The request: Write the records below out again exactly as given, with no images.

Data items:

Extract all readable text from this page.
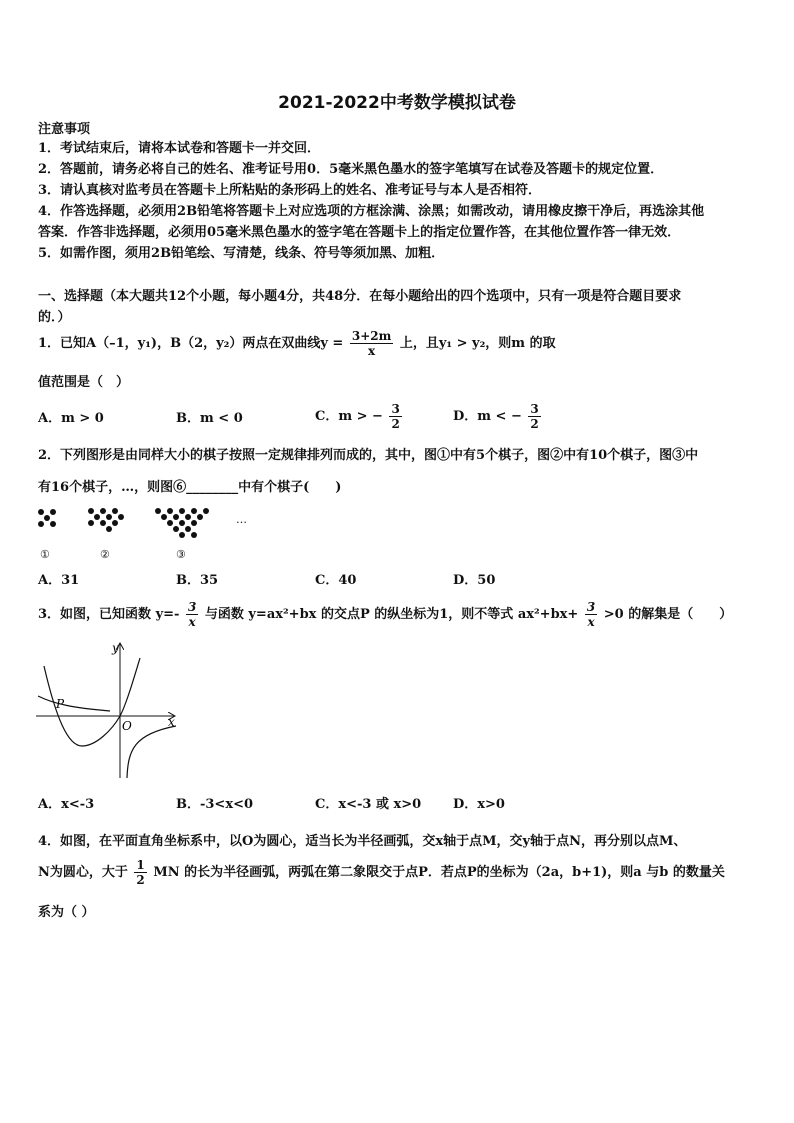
2021-2022中考数学模拟试卷
注意事项
1．考试结束后，请将本试卷和答题卡一并交回．
2．答题前，请务必将自己的姓名、准考证号用0．5毫米黑色墨水的签字笔填写在试卷及答题卡的规定位置．
3．请认真核对监考员在答题卡上所粘贴的条形码上的姓名、准考证号与本人是否相符．
4．作答选择题，必须用2B铅笔将答题卡上对应选项的方框涂满、涂黑；如需改动，请用橡皮擦干净后，再选涂其他
答案．作答非选择题，必须用05毫米黑色墨水的签字笔在答题卡上的指定位置作答，在其他位置作答一律无效．
5．如需作图，须用2B铅笔绘、写清楚，线条、符号等须加黑、加粗．
一、选择题（本大题共12个小题，每小题4分，共48分．在每小题给出的四个选项中，只有一项是符合题目要求
的．）
1．已知A（–1，y₁)，B（2，y₂）两点在双曲线$y = \frac{3+2m}{x}$ 上，且y₁ > y₂，则m 的取
值范围是（　）
A．m > 0	B．m < 0	C．m > − $\frac{3}{2}$	D．m < − $\frac{3}{2}$
2．下列图形是由同样大小的棋子按照一定规律排列而成的，其中，图①中有5个棋子，图②中有10个棋子，图③中
有16个棋子，…，则图⑥________中有个棋子(　　)
…
①	②	③
A．31	B．35	C．40	D．50
3．如图，已知函数 $y=- \frac{3}{x}$ 与函数 y=ax²+bx 的交点P 的纵坐标为1，则不等式 $ax^2+bx+ \frac{3}{x} >0$ 的解集是（　　）
y
x
O
P
A．x<-3	B．-3<x<0	C．x<-3 或 x>0 D．x>0
4．如图，在平面直角坐标系中，以O为圆心，适当长为半径画弧，交x轴于点M，交y轴于点N，再分别以点M、
N为圆心，大于 $\frac{1}{2}$ MN 的长为半径画弧，两弧在第二象限交于点P．若点P的坐标为（2a，b+1)，则a 与b 的数量关
系为（ ）
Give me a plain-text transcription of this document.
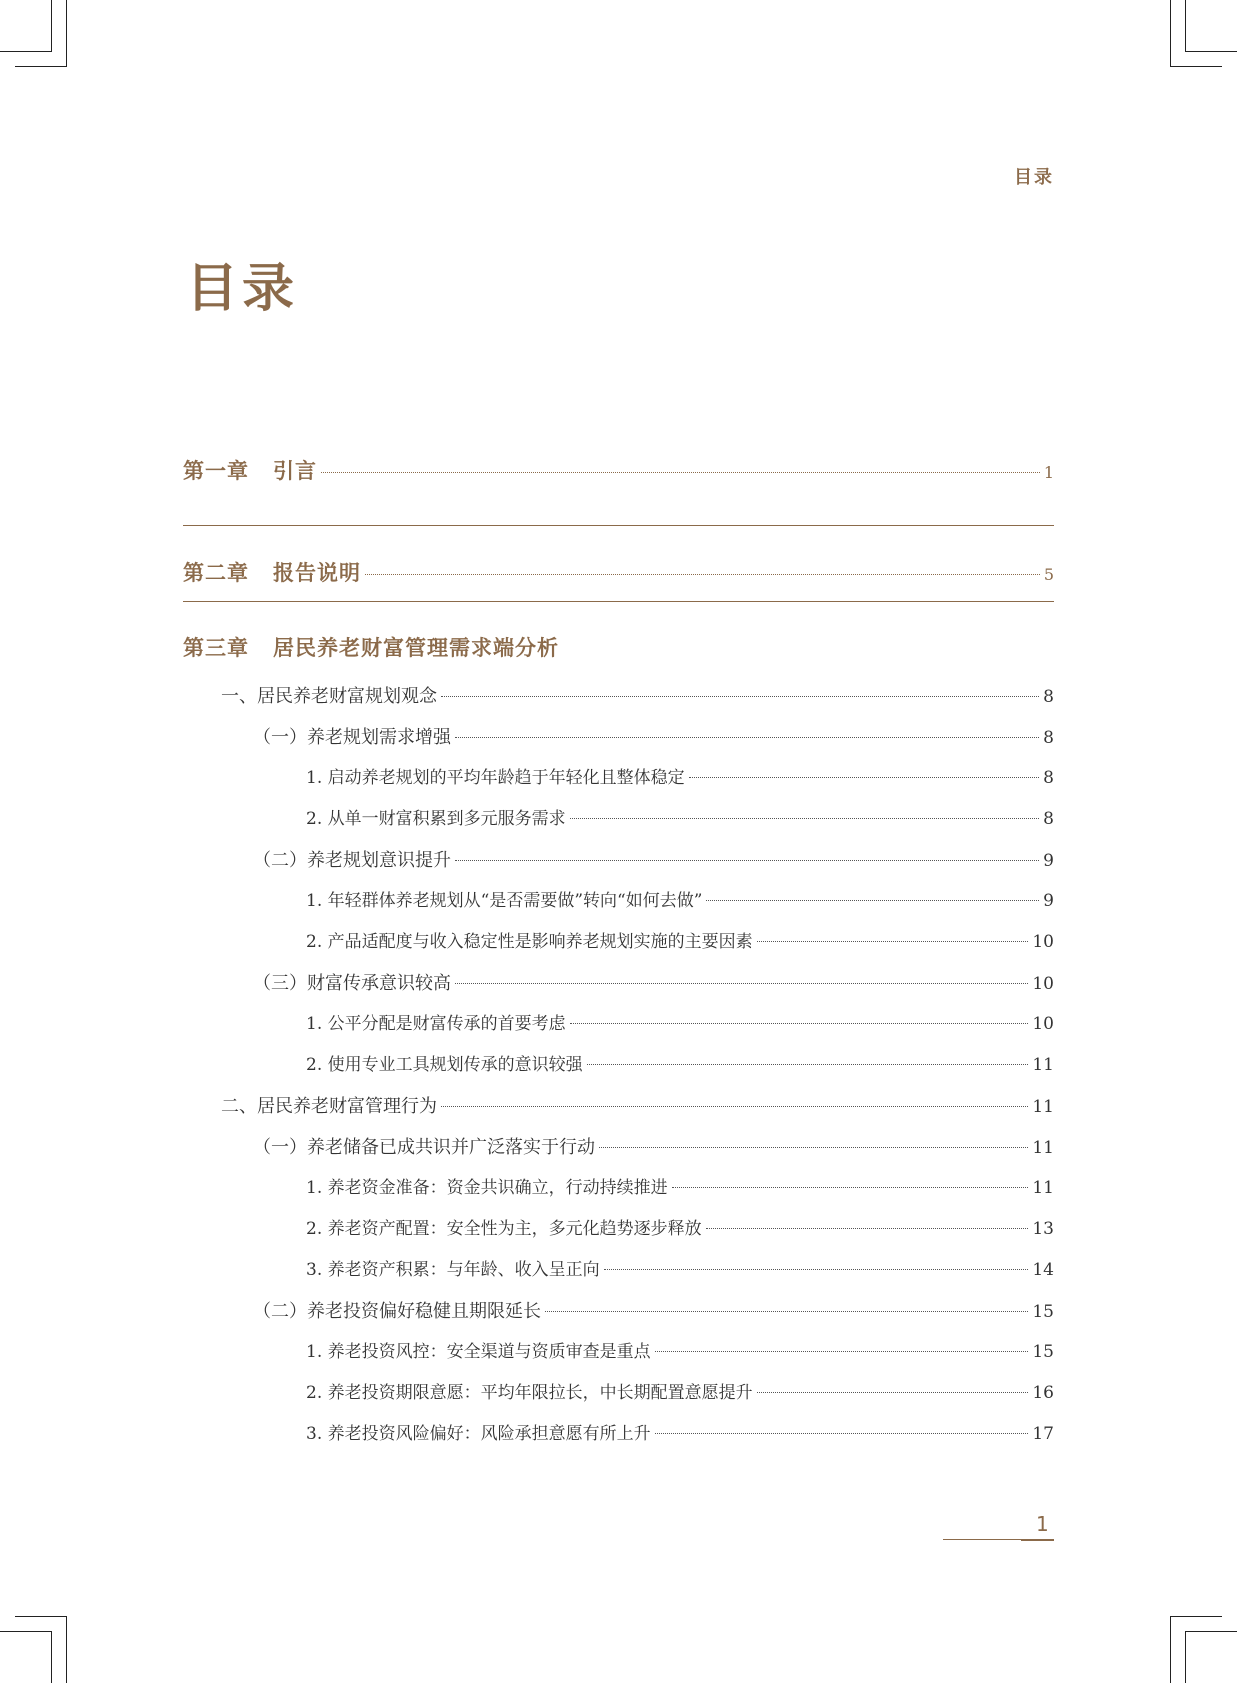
目录
目录
第一章 引言	1
第二章 报告说明	5
第三章 居民养老财富管理需求端分析
一、居民养老财富规划观念	8
（一）养老规划需求增强	8
1. 启动养老规划的平均年龄趋于年轻化且整体稳定	8
2. 从单一财富积累到多元服务需求	8
（二）养老规划意识提升	9
1. 年轻群体养老规划从“是否需要做”转向“如何去做”	9
2. 产品适配度与收入稳定性是影响养老规划实施的主要因素	10
（三）财富传承意识较高	10
1. 公平分配是财富传承的首要考虑	10
2. 使用专业工具规划传承的意识较强	11
二、居民养老财富管理行为	11
（一）养老储备已成共识并广泛落实于行动	11
1. 养老资金准备：资金共识确立，行动持续推进	11
2. 养老资产配置：安全性为主，多元化趋势逐步释放	13
3. 养老资产积累：与年龄、收入呈正向	14
（二）养老投资偏好稳健且期限延长	15
1. 养老投资风控：安全渠道与资质审查是重点	15
2. 养老投资期限意愿：平均年限拉长，中长期配置意愿提升	16
3. 养老投资风险偏好：风险承担意愿有所上升	17
1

Full response:
Extract all readable text from this page.
2021-2022中考数学模拟试卷
注意事项
1．考试结束后，请将本试卷和答题卡一并交回．
2．答题前，请务必将自己的姓名、准考证号用0．5毫米黑色墨水的签字笔填写在试卷及答题卡的规定位置．
3．请认真核对监考员在答题卡上所粘贴的条形码上的姓名、准考证号与本人是否相符．
4．作答选择题，必须用2B铅笔将答题卡上对应选项的方框涂满、涂黑；如需改动，请用橡皮擦干净后，再选涂其他
答案．作答非选择题，必须用05毫米黑色墨水的签字笔在答题卡上的指定位置作答，在其他位置作答一律无效．
5．如需作图，须用2B铅笔绘、写清楚，线条、符号等须加黑、加粗．
一、选择题（本大题共12个小题，每小题4分，共48分．在每小题给出的四个选项中，只有一项是符合题目要求
的．）
1．已知A（–1，y₁)，B（2，y₂）两点在双曲线$y = \frac{3+2m}{x}$ 上，且y₁ > y₂，则m 的取
值范围是（　）
A．m > 0	B．m < 0	C．m > − $\frac{3}{2}$	D．m < − $\frac{3}{2}$
2．下列图形是由同样大小的棋子按照一定规律排列而成的，其中，图①中有5个棋子，图②中有10个棋子，图③中
有16个棋子，…，则图⑥________中有个棋子(　　)
…
①	②	③
A．31	B．35	C．40	D．50
3．如图，已知函数 $y=- \frac{3}{x}$ 与函数 y=ax²+bx 的交点P 的纵坐标为1，则不等式 $ax^2+bx+ \frac{3}{x} >0$ 的解集是（　　）
y
x
O
P
A．x<-3	B．-3<x<0	C．x<-3 或 x>0 D．x>0
4．如图，在平面直角坐标系中，以O为圆心，适当长为半径画弧，交x轴于点M，交y轴于点N，再分别以点M、
N为圆心，大于 $\frac{1}{2}$ MN 的长为半径画弧，两弧在第二象限交于点P．若点P的坐标为（2a，b+1)，则a 与b 的数量关
系为（ ）
Give me a plain-text transcription of this document.
目录
目录
第一章 引言	1
第二章 报告说明	5
第三章 居民养老财富管理需求端分析
一、居民养老财富规划观念	8
（一）养老规划需求增强	8
1. 启动养老规划的平均年龄趋于年轻化且整体稳定	8
2. 从单一财富积累到多元服务需求	8
（二）养老规划意识提升	9
1. 年轻群体养老规划从“是否需要做”转向“如何去做”	9
2. 产品适配度与收入稳定性是影响养老规划实施的主要因素	10
（三）财富传承意识较高	10
1. 公平分配是财富传承的首要考虑	10
2. 使用专业工具规划传承的意识较强	11
二、居民养老财富管理行为	11
（一）养老储备已成共识并广泛落实于行动	11
1. 养老资金准备：资金共识确立，行动持续推进	11
2. 养老资产配置：安全性为主，多元化趋势逐步释放	13
3. 养老资产积累：与年龄、收入呈正向	14
（二）养老投资偏好稳健且期限延长	15
1. 养老投资风控：安全渠道与资质审查是重点	15
2. 养老投资期限意愿：平均年限拉长，中长期配置意愿提升	16
3. 养老投资风险偏好：风险承担意愿有所上升	17
1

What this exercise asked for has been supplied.